#### [EXTRACTED DATA]
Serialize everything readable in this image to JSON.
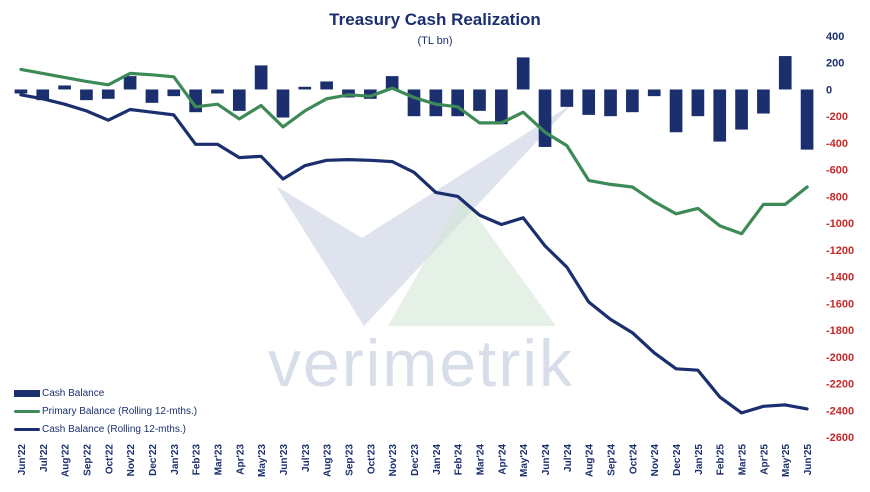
{
  "chart_data": {
    "type": "bar+line",
    "title": "Treasury  Cash Realization",
    "subtitle": "(TL bn)",
    "categories": [
      "Jun'22",
      "Jul'22",
      "Aug'22",
      "Sep'22",
      "Oct'22",
      "Nov'22",
      "Dec'22",
      "Jan'23",
      "Feb'23",
      "Mar'23",
      "Apr'23",
      "May'23",
      "Jun'23",
      "Jul'23",
      "Aug'23",
      "Sep'23",
      "Oct'23",
      "Nov'23",
      "Dec'23",
      "Jan'24",
      "Feb'24",
      "Mar'24",
      "Apr'24",
      "May'24",
      "Jun'24",
      "Jul'24",
      "Aug'24",
      "Sep'24",
      "Oct'24",
      "Nov'24",
      "Dec'24",
      "Jan'25",
      "Feb'25",
      "Mar'25",
      "Apr'25",
      "May'25",
      "Jun'25"
    ],
    "ylim": [
      -2600,
      400
    ],
    "yticks": [
      400,
      200,
      0,
      -200,
      -400,
      -600,
      -800,
      -1000,
      -1200,
      -1400,
      -1600,
      -1800,
      -2000,
      -2200,
      -2400,
      -2600
    ],
    "series": [
      {
        "name": "Cash Balance",
        "kind": "bar",
        "color": "#1b2f6e",
        "values": [
          -30,
          -80,
          30,
          -80,
          -70,
          100,
          -100,
          -50,
          -170,
          -30,
          -160,
          180,
          -210,
          20,
          60,
          -60,
          -70,
          100,
          -200,
          -200,
          -200,
          -160,
          -260,
          240,
          -430,
          -130,
          -190,
          -200,
          -170,
          -50,
          -320,
          -200,
          -390,
          -300,
          -180,
          250,
          -450
        ]
      },
      {
        "name": "Primary Balance (Rolling 12-mths.)",
        "kind": "line",
        "color": "#3e8a57",
        "values": [
          150,
          120,
          90,
          60,
          35,
          120,
          110,
          95,
          -130,
          -110,
          -220,
          -120,
          -280,
          -160,
          -70,
          -40,
          -50,
          10,
          -60,
          -110,
          -130,
          -250,
          -250,
          -170,
          -320,
          -420,
          -680,
          -710,
          -730,
          -840,
          -930,
          -890,
          -1020,
          -1080,
          -860,
          -860,
          -730
        ]
      },
      {
        "name": "Cash Balance (Rolling 12-mths.)",
        "kind": "line",
        "color": "#1b2f6e",
        "values": [
          -40,
          -70,
          -110,
          -160,
          -230,
          -150,
          -170,
          -190,
          -410,
          -410,
          -510,
          -500,
          -670,
          -570,
          -530,
          -525,
          -530,
          -540,
          -620,
          -770,
          -800,
          -940,
          -1010,
          -960,
          -1170,
          -1330,
          -1590,
          -1720,
          -1820,
          -1970,
          -2090,
          -2100,
          -2300,
          -2420,
          -2370,
          -2360,
          -2390
        ]
      }
    ],
    "watermark": "verimetrik",
    "legend_position": "bottom-left"
  }
}
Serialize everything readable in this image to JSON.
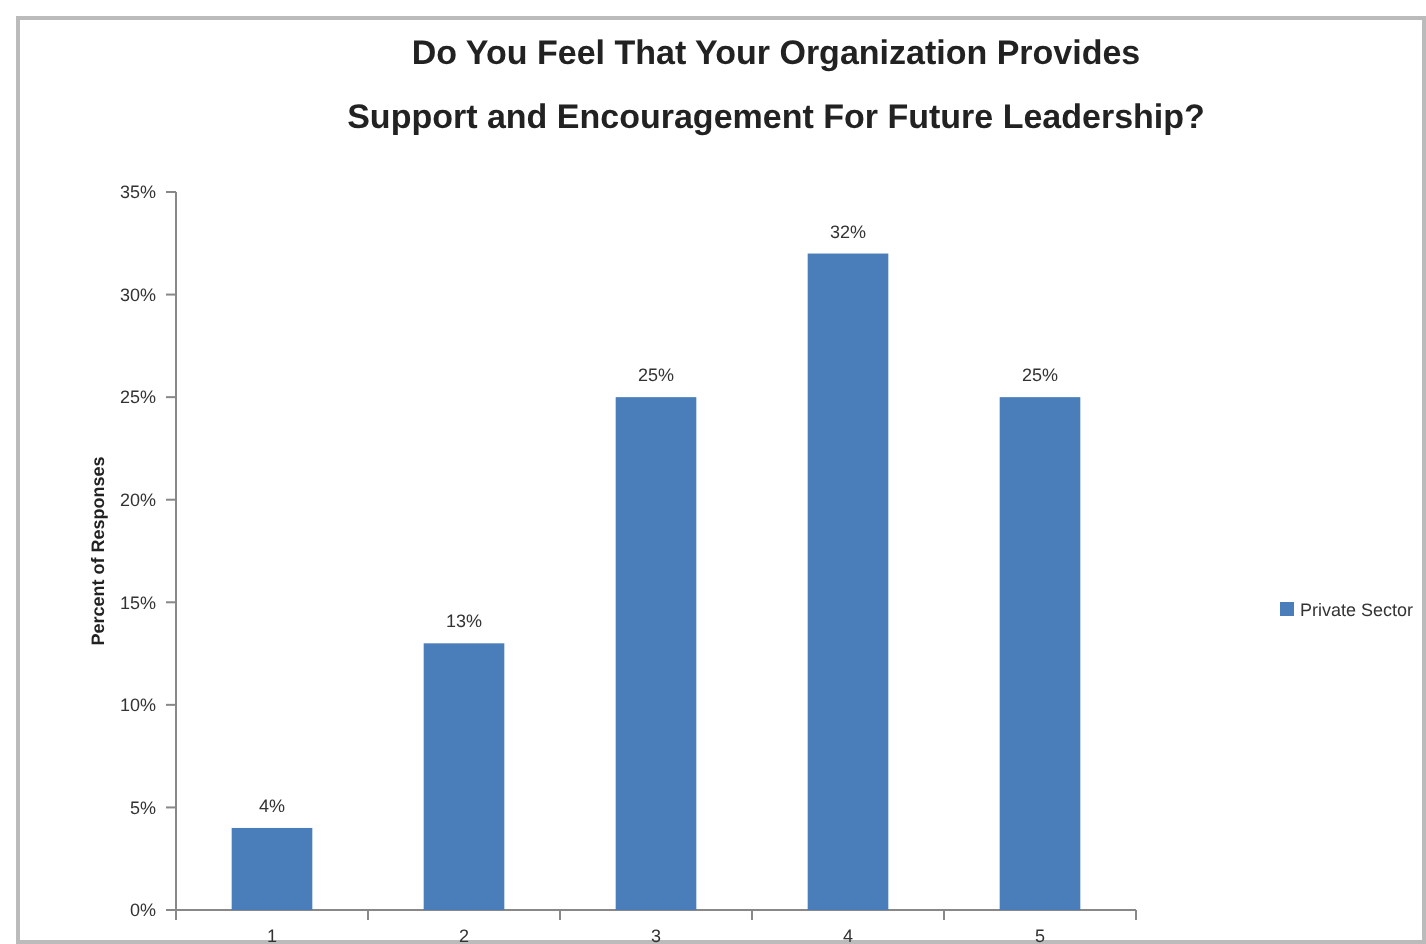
{
  "chart_data": {
    "type": "bar",
    "title": "Do You Feel That Your Organization Provides Support and Encouragement For Future Leadership?",
    "ylabel": "Percent of Responses",
    "categories": [
      "1",
      "2",
      "3",
      "4",
      "5"
    ],
    "series": [
      {
        "name": "Private Sector",
        "color": "#4a7ebb",
        "values": [
          4,
          13,
          25,
          32,
          25
        ],
        "value_labels": [
          "4%",
          "13%",
          "25%",
          "32%",
          "25%"
        ]
      }
    ],
    "ylim": [
      0,
      35
    ],
    "yticks": [
      {
        "value": 0,
        "label": "0%"
      },
      {
        "value": 5,
        "label": "5%"
      },
      {
        "value": 10,
        "label": "10%"
      },
      {
        "value": 15,
        "label": "15%"
      },
      {
        "value": 20,
        "label": "20%"
      },
      {
        "value": 25,
        "label": "25%"
      },
      {
        "value": 30,
        "label": "30%"
      },
      {
        "value": 35,
        "label": "35%"
      }
    ],
    "grid": false,
    "legend": "right"
  }
}
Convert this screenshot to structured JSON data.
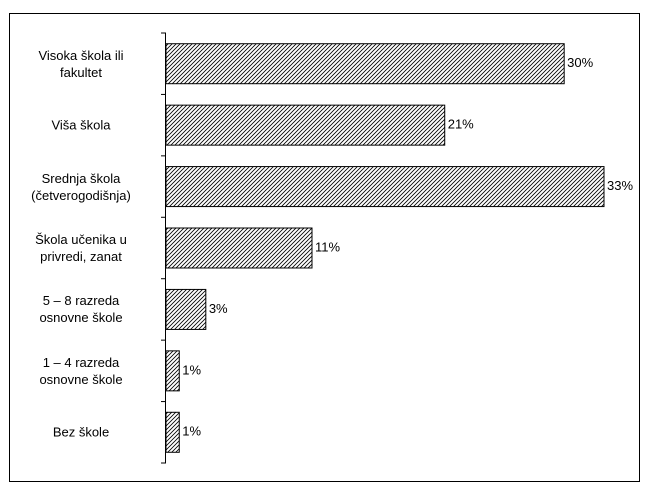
{
  "chart_data": {
    "type": "bar",
    "orientation": "horizontal",
    "categories": [
      "Visoka škola ili\nfakultet",
      "Viša škola",
      "Srednja škola\n(četverogodišnja)",
      "Škola učenika u\nprivredi, zanat",
      "5 – 8 razreda\nosnovne škole",
      "1 – 4 razreda\nosnovne škole",
      "Bez škole"
    ],
    "values": [
      30,
      21,
      33,
      11,
      3,
      1,
      1
    ],
    "value_labels": [
      "30%",
      "21%",
      "33%",
      "11%",
      "3%",
      "1%",
      "1%"
    ],
    "color": "#000000",
    "hatch": true
  }
}
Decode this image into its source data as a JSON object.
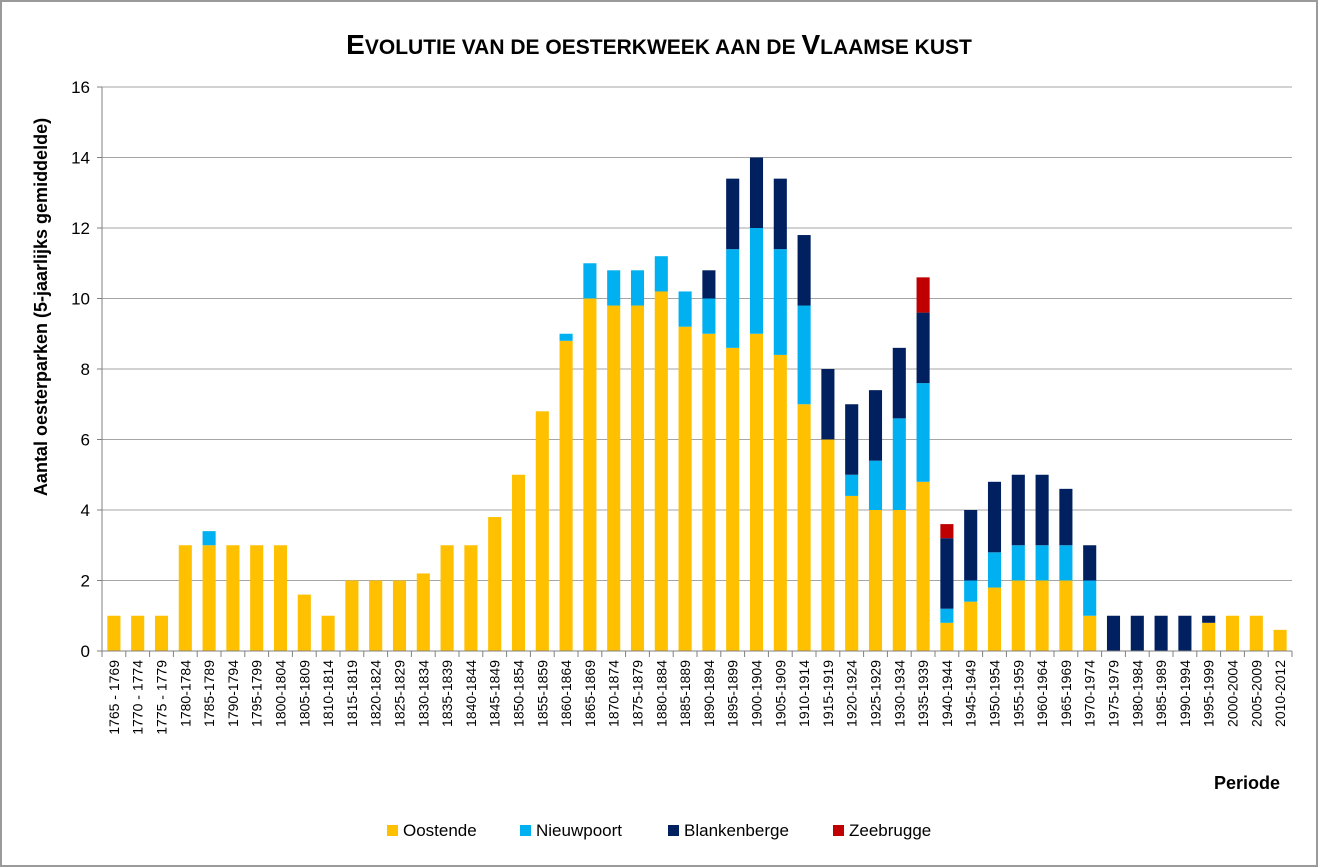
{
  "chart_data": {
    "type": "bar",
    "stacked": true,
    "title": "Evolutie van de oesterkweek aan de Vlaamse kust",
    "xlabel": "Periode",
    "ylabel": "Aantal oesterparken (5-jaarlijks gemiddelde)",
    "ylim": [
      0,
      16
    ],
    "yticks": [
      "0",
      "2",
      "4",
      "6",
      "8",
      "10",
      "12",
      "14",
      "16"
    ],
    "grid": true,
    "legend_position": "bottom",
    "categories": [
      "1765 - 1769",
      "1770 - 1774",
      "1775 - 1779",
      "1780-1784",
      "1785-1789",
      "1790-1794",
      "1795-1799",
      "1800-1804",
      "1805-1809",
      "1810-1814",
      "1815-1819",
      "1820-1824",
      "1825-1829",
      "1830-1834",
      "1835-1839",
      "1840-1844",
      "1845-1849",
      "1850-1854",
      "1855-1859",
      "1860-1864",
      "1865-1869",
      "1870-1874",
      "1875-1879",
      "1880-1884",
      "1885-1889",
      "1890-1894",
      "1895-1899",
      "1900-1904",
      "1905-1909",
      "1910-1914",
      "1915-1919",
      "1920-1924",
      "1925-1929",
      "1930-1934",
      "1935-1939",
      "1940-1944",
      "1945-1949",
      "1950-1954",
      "1955-1959",
      "1960-1964",
      "1965-1969",
      "1970-1974",
      "1975-1979",
      "1980-1984",
      "1985-1989",
      "1990-1994",
      "1995-1999",
      "2000-2004",
      "2005-2009",
      "2010-2012"
    ],
    "series": [
      {
        "name": "Oostende",
        "color": "#FFC000",
        "values": [
          1,
          1,
          1,
          3,
          3,
          3,
          3,
          3,
          1.6,
          1,
          2,
          2,
          2,
          2.2,
          3,
          3,
          3.8,
          5,
          6.8,
          8.8,
          10,
          9.8,
          9.8,
          10.2,
          9.2,
          9,
          8.6,
          9,
          8.4,
          7,
          6,
          4.4,
          4,
          4,
          4.8,
          0.8,
          1.4,
          1.8,
          2,
          2,
          2,
          1,
          0,
          0,
          0,
          0,
          0.8,
          1,
          1,
          0.6
        ]
      },
      {
        "name": "Nieuwpoort",
        "color": "#00B0F0",
        "values": [
          0,
          0,
          0,
          0,
          0.4,
          0,
          0,
          0,
          0,
          0,
          0,
          0,
          0,
          0,
          0,
          0,
          0,
          0,
          0,
          0.2,
          1,
          1,
          1,
          1,
          1,
          1,
          2.8,
          3,
          3,
          2.8,
          0,
          0.6,
          1.4,
          2.6,
          2.8,
          0.4,
          0.6,
          1,
          1,
          1,
          1,
          1,
          0,
          0,
          0,
          0,
          0,
          0,
          0,
          0
        ]
      },
      {
        "name": "Blankenberge",
        "color": "#002060",
        "values": [
          0,
          0,
          0,
          0,
          0,
          0,
          0,
          0,
          0,
          0,
          0,
          0,
          0,
          0,
          0,
          0,
          0,
          0,
          0,
          0,
          0,
          0,
          0,
          0,
          0,
          0.8,
          2,
          2,
          2,
          2,
          2,
          2,
          2,
          2,
          2,
          2,
          2,
          2,
          2,
          2,
          1.6,
          1,
          1,
          1,
          1,
          1,
          0.2,
          0,
          0,
          0
        ]
      },
      {
        "name": "Zeebrugge",
        "color": "#C00000",
        "values": [
          0,
          0,
          0,
          0,
          0,
          0,
          0,
          0,
          0,
          0,
          0,
          0,
          0,
          0,
          0,
          0,
          0,
          0,
          0,
          0,
          0,
          0,
          0,
          0,
          0,
          0,
          0,
          0,
          0,
          0,
          0,
          0,
          0,
          0,
          1,
          0.4,
          0,
          0,
          0,
          0,
          0,
          0,
          0,
          0,
          0,
          0,
          0,
          0,
          0,
          0
        ]
      }
    ]
  }
}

#### [EXERCISE DETAILS]
Filter the records above and return every line that holds the word "ylabel".

#### [ANSWER BELOW]
    "ylabel": "Percent of Responses",
    "ylabel": "Aantal oesterparken (5-jaarlijks gemiddelde)",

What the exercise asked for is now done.